__Goal__: Pick out each line containing the string "kind" and copy it.

╭─ Data for this exercise

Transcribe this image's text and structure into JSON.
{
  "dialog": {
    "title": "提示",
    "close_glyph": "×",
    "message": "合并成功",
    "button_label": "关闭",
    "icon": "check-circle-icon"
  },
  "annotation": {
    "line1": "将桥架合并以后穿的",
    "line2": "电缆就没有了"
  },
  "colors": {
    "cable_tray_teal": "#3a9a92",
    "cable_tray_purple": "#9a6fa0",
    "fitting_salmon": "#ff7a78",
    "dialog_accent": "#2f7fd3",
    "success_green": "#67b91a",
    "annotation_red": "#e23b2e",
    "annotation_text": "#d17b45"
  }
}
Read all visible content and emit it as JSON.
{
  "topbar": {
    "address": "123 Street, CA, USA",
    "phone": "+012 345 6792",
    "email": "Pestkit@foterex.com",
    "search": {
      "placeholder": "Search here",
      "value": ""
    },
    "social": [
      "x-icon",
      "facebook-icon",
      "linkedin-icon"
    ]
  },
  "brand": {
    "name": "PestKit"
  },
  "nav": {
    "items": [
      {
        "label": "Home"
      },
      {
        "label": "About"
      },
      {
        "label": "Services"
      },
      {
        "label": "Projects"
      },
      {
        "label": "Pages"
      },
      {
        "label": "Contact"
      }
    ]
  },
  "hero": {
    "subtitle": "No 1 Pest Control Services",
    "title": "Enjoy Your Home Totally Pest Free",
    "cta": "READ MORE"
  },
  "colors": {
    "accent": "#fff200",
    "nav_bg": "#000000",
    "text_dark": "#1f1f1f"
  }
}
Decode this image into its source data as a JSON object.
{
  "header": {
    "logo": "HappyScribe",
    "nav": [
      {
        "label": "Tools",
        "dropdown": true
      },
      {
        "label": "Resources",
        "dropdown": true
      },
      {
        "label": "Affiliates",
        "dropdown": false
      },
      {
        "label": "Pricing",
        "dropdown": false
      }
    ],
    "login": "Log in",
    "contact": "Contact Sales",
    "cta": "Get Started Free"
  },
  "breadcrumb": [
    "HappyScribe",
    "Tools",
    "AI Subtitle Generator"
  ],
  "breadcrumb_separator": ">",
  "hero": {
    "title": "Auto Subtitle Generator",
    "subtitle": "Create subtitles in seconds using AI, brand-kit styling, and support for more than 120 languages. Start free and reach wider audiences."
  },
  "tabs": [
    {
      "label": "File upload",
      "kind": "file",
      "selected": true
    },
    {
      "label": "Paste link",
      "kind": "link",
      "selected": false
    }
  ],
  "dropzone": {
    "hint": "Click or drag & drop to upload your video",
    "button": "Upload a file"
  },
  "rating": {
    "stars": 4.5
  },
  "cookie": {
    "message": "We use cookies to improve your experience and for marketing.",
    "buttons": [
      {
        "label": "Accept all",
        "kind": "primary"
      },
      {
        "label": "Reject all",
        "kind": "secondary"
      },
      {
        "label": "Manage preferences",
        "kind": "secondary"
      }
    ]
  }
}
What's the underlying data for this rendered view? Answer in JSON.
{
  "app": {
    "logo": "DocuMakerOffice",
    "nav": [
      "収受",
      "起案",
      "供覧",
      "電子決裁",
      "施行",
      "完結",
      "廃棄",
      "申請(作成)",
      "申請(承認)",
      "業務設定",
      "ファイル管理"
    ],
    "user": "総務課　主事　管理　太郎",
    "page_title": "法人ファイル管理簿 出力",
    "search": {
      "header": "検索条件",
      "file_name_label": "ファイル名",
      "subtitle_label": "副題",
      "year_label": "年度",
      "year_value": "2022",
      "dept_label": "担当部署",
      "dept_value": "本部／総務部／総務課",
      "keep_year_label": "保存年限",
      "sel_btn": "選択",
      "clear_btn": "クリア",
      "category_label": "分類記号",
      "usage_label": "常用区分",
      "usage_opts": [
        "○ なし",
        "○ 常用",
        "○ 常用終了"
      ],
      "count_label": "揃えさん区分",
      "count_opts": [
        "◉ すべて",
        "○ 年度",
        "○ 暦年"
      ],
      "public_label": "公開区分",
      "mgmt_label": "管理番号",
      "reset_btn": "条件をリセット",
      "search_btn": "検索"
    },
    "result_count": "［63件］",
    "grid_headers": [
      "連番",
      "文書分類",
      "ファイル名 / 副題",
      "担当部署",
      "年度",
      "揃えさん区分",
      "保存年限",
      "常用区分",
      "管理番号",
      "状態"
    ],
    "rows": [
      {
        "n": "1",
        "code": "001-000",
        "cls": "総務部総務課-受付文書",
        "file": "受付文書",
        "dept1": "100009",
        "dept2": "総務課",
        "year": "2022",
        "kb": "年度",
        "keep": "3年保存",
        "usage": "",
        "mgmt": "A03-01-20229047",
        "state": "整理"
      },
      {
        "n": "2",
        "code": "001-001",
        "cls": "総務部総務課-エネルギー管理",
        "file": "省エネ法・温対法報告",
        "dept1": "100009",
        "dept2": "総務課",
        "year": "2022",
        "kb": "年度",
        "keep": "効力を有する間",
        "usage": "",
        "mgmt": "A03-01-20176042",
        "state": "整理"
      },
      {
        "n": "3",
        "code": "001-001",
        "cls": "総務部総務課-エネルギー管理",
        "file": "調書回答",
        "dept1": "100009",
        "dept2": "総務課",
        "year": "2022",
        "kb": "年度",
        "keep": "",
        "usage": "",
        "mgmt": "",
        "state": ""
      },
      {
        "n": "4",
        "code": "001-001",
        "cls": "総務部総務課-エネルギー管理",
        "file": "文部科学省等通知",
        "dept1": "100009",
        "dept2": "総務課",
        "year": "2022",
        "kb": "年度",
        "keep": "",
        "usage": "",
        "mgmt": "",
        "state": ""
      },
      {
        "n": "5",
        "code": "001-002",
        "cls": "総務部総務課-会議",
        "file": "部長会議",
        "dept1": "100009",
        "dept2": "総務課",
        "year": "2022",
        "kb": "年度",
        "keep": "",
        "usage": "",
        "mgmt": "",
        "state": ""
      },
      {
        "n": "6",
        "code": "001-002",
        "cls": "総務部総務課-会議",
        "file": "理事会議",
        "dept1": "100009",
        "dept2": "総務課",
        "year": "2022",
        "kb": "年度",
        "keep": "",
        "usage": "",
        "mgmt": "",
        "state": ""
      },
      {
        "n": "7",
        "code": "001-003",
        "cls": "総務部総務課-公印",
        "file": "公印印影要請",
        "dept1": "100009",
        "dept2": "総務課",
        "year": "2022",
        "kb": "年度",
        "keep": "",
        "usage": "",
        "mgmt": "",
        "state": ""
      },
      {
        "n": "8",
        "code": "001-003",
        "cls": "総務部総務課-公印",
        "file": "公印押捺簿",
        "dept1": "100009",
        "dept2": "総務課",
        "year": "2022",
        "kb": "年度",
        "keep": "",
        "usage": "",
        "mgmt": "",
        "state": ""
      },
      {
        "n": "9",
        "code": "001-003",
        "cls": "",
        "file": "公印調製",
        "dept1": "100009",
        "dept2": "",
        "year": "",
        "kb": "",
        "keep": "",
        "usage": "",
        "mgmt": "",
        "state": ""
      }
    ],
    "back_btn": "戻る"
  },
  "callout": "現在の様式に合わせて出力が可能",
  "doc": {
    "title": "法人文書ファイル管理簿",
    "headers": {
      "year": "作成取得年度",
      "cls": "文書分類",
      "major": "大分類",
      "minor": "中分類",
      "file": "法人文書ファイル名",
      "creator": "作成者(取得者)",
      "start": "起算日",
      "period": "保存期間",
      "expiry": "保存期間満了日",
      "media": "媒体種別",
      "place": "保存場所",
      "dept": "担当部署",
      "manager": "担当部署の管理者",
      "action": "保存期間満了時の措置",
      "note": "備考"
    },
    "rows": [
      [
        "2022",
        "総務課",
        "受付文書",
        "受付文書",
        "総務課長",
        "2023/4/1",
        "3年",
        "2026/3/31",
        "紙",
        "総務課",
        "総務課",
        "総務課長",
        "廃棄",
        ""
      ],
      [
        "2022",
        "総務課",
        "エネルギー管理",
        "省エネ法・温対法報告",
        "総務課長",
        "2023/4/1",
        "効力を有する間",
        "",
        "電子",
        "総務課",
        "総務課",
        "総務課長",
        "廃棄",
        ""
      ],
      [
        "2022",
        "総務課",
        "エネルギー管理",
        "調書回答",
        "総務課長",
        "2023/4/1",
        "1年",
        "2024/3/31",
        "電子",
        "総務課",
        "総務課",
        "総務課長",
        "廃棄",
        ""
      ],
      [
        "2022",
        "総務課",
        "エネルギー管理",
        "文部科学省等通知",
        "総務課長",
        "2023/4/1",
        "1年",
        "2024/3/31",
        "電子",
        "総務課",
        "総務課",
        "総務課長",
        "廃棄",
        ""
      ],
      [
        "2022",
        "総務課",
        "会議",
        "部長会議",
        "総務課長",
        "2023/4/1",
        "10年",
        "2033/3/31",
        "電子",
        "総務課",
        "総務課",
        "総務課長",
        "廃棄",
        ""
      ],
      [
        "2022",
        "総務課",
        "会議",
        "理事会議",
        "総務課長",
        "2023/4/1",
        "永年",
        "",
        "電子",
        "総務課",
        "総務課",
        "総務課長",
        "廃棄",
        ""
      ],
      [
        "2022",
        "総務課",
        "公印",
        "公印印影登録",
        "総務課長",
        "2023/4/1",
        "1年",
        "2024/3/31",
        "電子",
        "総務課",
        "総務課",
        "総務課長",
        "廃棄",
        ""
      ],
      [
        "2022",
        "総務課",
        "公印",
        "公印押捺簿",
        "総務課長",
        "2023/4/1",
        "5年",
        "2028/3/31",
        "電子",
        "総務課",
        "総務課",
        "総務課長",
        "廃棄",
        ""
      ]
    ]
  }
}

╰─

__Written solution__:
      "kind": "file",
      "kind": "link",
        "kind": "primary"
        "kind": "secondary"
        "kind": "secondary"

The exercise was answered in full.